# [PAGE]
# PP-Skin Smoothing. Too Much? (maybe NSFW!)



## WDodd (Jun 26, 2007)

Too much skin smoothing? I was showing a friend my pictures and they said I needed more but I dunno if I like it.


----------



## The_Traveler (Jun 26, 2007)

The only part that looks a little plastic and unsharp is the right side (her right side) of her face.


----------



## Goldeeno (Jun 27, 2007)

Is the patchy light on her body and legs edited? I think the rest looks fine, could have done with a bit better lighting tho


----------



## jemmy (Jun 27, 2007)

a bit too much editing on the face for me... but, heck.. i'd kill for that body! x


----------



## WDodd (Jun 27, 2007)

Goldeeno said:


> Is the patchy light on her body and legs edited? I think the rest looks fine, could have done with a bit better lighting tho



I didn't do any editing but some skin smoothing. Lighting is all natural, it was mid-day and we were under a tree. The bright spots filtered through. I used a reflected to try and take them out but that was the best I managed. 



			
				jemmy said:
			
		

> a bit too much editing on the face for me... but, heck.. i'd kill for that body! x



Thanks for the comment she will be happy to hear that!


----------



## Southerngal (Jun 27, 2007)

Stupid question....how do you do the skin smoothing?


----------



## Big Mike (Jun 27, 2007)

I don't think it's too much at all.  It's probably a lot less than a typical pro model shoot.



> Stupid question....how do you do the skin smoothing?


There are many techniques and methods...just Google 'Photoshop + skin' and you will have a month's worth of reading.


----------



## The_Traveler (Jun 27, 2007)

Southerngal said:


> Stupid question....how do you do the skin smoothing?


*
Not a stupid question at all.*
There are lots of technique.
The simplest one that doesn't destroy pixels (assuming use of PS) is to:
make a duplicate layer.
take out all sizeable zits, blemishes with spot-healing tool
blur that layer with a Gaussian blur until all the surface blem disappear
make a layer mask that reveals all (white)
paint on mask with black brush wherever you want detail to show through from detailed layer below
adjust opacity of duplicate layer until you get the look you want.


----------



## Big Mike (Jun 27, 2007)

That's similar to what I do...only I do it in reverse.  I make a separate layer and use Gaussian blur...but I make the layer mask to hide all and then paint in the area that I want to smooth.


----------



## The_Traveler (Jun 27, 2007)

Big Mike said:


> That's similar to what I do...only I do it in reverse.  I make a separate layer and use Gaussian blur...but I make the layer mask to hide all and then paint in the area that I want to smooth.



I'm sorry that's absolutely wrong.

# [WRITTEN TASKS]
(a) Copy the passage of the skin-smoothing thread that begins at the words "## Goldeeno (Jun" and stops after the words "jemmy (Jun 27, 2007)".
(b) Repeat the rows word for word, beginning at the line that has "- bar-wa-1: [1193, 584, 1213, 768]" and stopping after the line that has "- bar-nsw-1: [379, 220, 399, 768]", with both of those lines included.

# [PROVIDED RECORDS]
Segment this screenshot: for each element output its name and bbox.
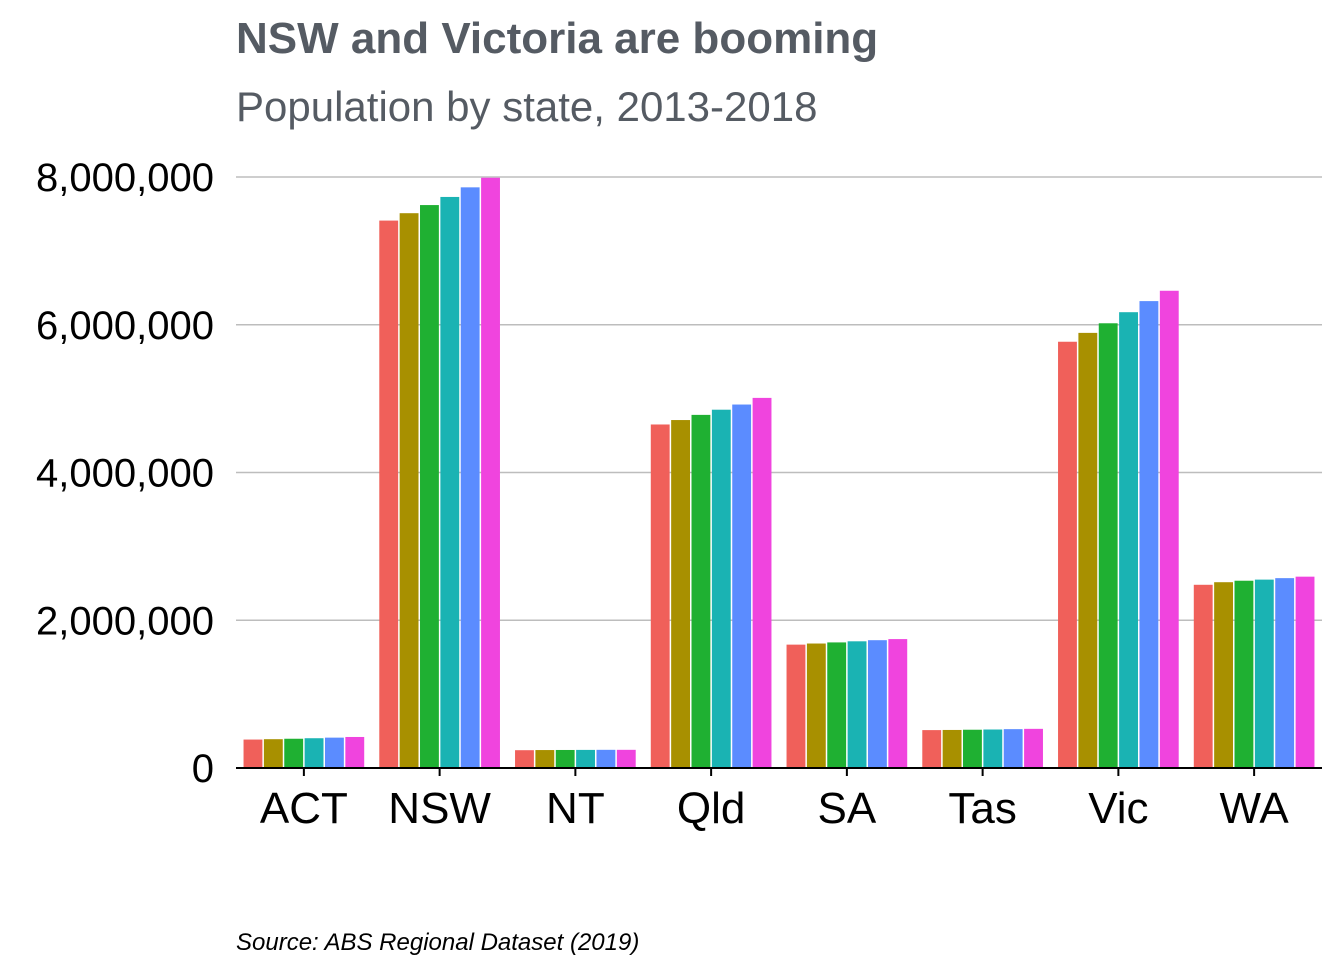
- bar-wa-1: [1193, 584, 1213, 768]
- x-tick-label: ACT: [260, 784, 348, 833]
- bar-tas-5: [1003, 729, 1023, 768]
- x-tick-label: WA: [1220, 784, 1290, 833]
- bar-act-5: [324, 737, 344, 768]
- bar-qld-4: [711, 409, 731, 768]
- bar-nt-4: [576, 749, 595, 768]
- bar-nt-3: [555, 749, 575, 768]
- x-tick-label: NSW: [388, 784, 491, 833]
- bar-sa-5: [867, 640, 887, 768]
- bar-nt-1: [515, 750, 534, 768]
- bar-sa-4: [847, 641, 867, 768]
- chart-subtitle: Population by state, 2013-2018: [236, 83, 817, 130]
- gridlines: [236, 176, 1322, 621]
- bar-qld-1: [650, 424, 670, 768]
- bar-vic-5: [1139, 301, 1159, 768]
- y-axis-ticks: 0 2,000,000 4,000,000 6,000,000 8,000,000: [36, 156, 214, 791]
- bar-tas-3: [963, 729, 982, 768]
- bars: [243, 177, 1315, 769]
- x-tick-label: NT: [546, 784, 605, 833]
- x-axis-ticks: ACT NSW NT Qld SA Tas Vic WA: [260, 768, 1290, 833]
- bar-nsw-6: [481, 177, 500, 768]
- bar-sa-2: [806, 643, 826, 768]
- bar-act-6: [345, 736, 365, 768]
- x-tick-label: Vic: [1088, 784, 1148, 833]
- bar-qld-6: [752, 397, 772, 768]
- bar-qld-3: [691, 414, 711, 768]
- x-tick-label: Qld: [677, 784, 745, 833]
- bar-vic-6: [1159, 290, 1179, 768]
- bar-wa-5: [1275, 578, 1295, 768]
- bar-sa-6: [888, 639, 908, 768]
- bar-nsw-4: [440, 196, 460, 769]
- y-tick-label: 8,000,000: [36, 156, 214, 200]
- bar-vic-4: [1119, 312, 1138, 768]
- bar-vic-3: [1098, 323, 1118, 768]
- bar-wa-6: [1295, 576, 1315, 768]
- bar-nt-5: [596, 749, 616, 768]
- bar-nt-6: [616, 749, 636, 768]
- bar-vic-1: [1058, 341, 1077, 768]
- bar-act-4: [304, 738, 324, 768]
- bar-tas-4: [983, 729, 1003, 768]
- x-tick-label: Tas: [948, 784, 1016, 833]
- y-tick-label: 0: [192, 747, 214, 791]
- bar-nsw-2: [399, 213, 419, 769]
- bar-sa-3: [827, 642, 847, 768]
- y-tick-label: 6,000,000: [36, 304, 214, 348]
- bar-act-1: [243, 739, 263, 768]
- bar-nsw-3: [420, 205, 439, 768]
- chart-caption: Source: ABS Regional Dataset (2019): [236, 929, 639, 956]
- bar-qld-2: [671, 420, 691, 768]
- bar-wa-2: [1214, 582, 1234, 768]
- bar-nsw-1: [379, 220, 399, 768]
- bar-wa-3: [1234, 580, 1254, 768]
- chart-title: NSW and Victoria are booming: [236, 14, 878, 63]
- y-tick-label: 2,000,000: [36, 599, 214, 643]
- bar-tas-2: [942, 729, 962, 768]
- bar-sa-1: [786, 644, 806, 768]
- bar-vic-2: [1078, 332, 1098, 768]
- bar-act-3: [284, 738, 304, 768]
- bar-wa-4: [1254, 579, 1274, 768]
- bar-act-2: [263, 739, 283, 768]
- bar-tas-1: [922, 730, 942, 768]
- y-tick-label: 4,000,000: [36, 452, 214, 496]
- bar-tas-6: [1024, 728, 1043, 768]
- bar-nt-2: [535, 750, 555, 768]
- bar-qld-5: [732, 404, 752, 768]
- x-tick-label: SA: [818, 784, 877, 833]
- bar-nsw-5: [460, 187, 480, 768]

# [ANSWERS TO THE EXERCISE]
(a)
## Goldeeno (Jun 27, 2007)

Is the patchy light on her body and legs edited? I think the rest looks fine, could have done with a bit better lighting tho


----------



## jemmy (Jun 27, 2007)

(b)
- bar-wa-1: [1193, 584, 1213, 768]
- x-tick-label: ACT: [260, 784, 348, 833]
- bar-tas-5: [1003, 729, 1023, 768]
- x-tick-label: WA: [1220, 784, 1290, 833]
- bar-act-5: [324, 737, 344, 768]
- bar-qld-4: [711, 409, 731, 768]
- bar-nt-4: [576, 749, 595, 768]
- bar-nt-3: [555, 749, 575, 768]
- x-tick-label: NSW: [388, 784, 491, 833]
- bar-sa-5: [867, 640, 887, 768]
- bar-nt-1: [515, 750, 534, 768]
- bar-sa-4: [847, 641, 867, 768]
- chart-subtitle: Population by state, 2013-2018: [236, 83, 817, 130]
- gridlines: [236, 176, 1322, 621]
- bar-qld-1: [650, 424, 670, 768]
- bar-vic-5: [1139, 301, 1159, 768]
- y-axis-ticks: 0 2,000,000 4,000,000 6,000,000 8,000,000: [36, 156, 214, 791]
- bar-tas-3: [963, 729, 982, 768]
- bars: [243, 177, 1315, 769]
- x-tick-label: NT: [546, 784, 605, 833]
- x-axis-ticks: ACT NSW NT Qld SA Tas Vic WA: [260, 768, 1290, 833]
- bar-nsw-6: [481, 177, 500, 768]
- bar-sa-2: [806, 643, 826, 768]
- bar-act-6: [345, 736, 365, 768]
- x-tick-label: Vic: [1088, 784, 1148, 833]
- bar-qld-6: [752, 397, 772, 768]
- bar-qld-3: [691, 414, 711, 768]
- x-tick-label: Qld: [677, 784, 745, 833]
- bar-vic-6: [1159, 290, 1179, 768]
- bar-wa-5: [1275, 578, 1295, 768]
- bar-sa-6: [888, 639, 908, 768]
- bar-nsw-4: [440, 196, 460, 769]
- y-tick-label: 8,000,000: [36, 156, 214, 200]
- bar-vic-4: [1119, 312, 1138, 768]
- bar-vic-3: [1098, 323, 1118, 768]
- bar-wa-6: [1295, 576, 1315, 768]
- bar-nt-5: [596, 749, 616, 768]
- bar-nt-6: [616, 749, 636, 768]
- bar-vic-1: [1058, 341, 1077, 768]
- bar-act-4: [304, 738, 324, 768]
- bar-tas-4: [983, 729, 1003, 768]
- x-tick-label: Tas: [948, 784, 1016, 833]
- y-tick-label: 0: [192, 747, 214, 791]
- bar-nsw-2: [399, 213, 419, 769]
- bar-sa-3: [827, 642, 847, 768]
- y-tick-label: 6,000,000: [36, 304, 214, 348]
- bar-act-1: [243, 739, 263, 768]
- bar-nsw-3: [420, 205, 439, 768]
- chart-caption: Source: ABS Regional Dataset (2019): [236, 929, 639, 956]
- bar-qld-2: [671, 420, 691, 768]
- bar-wa-2: [1214, 582, 1234, 768]
- bar-nsw-1: [379, 220, 399, 768]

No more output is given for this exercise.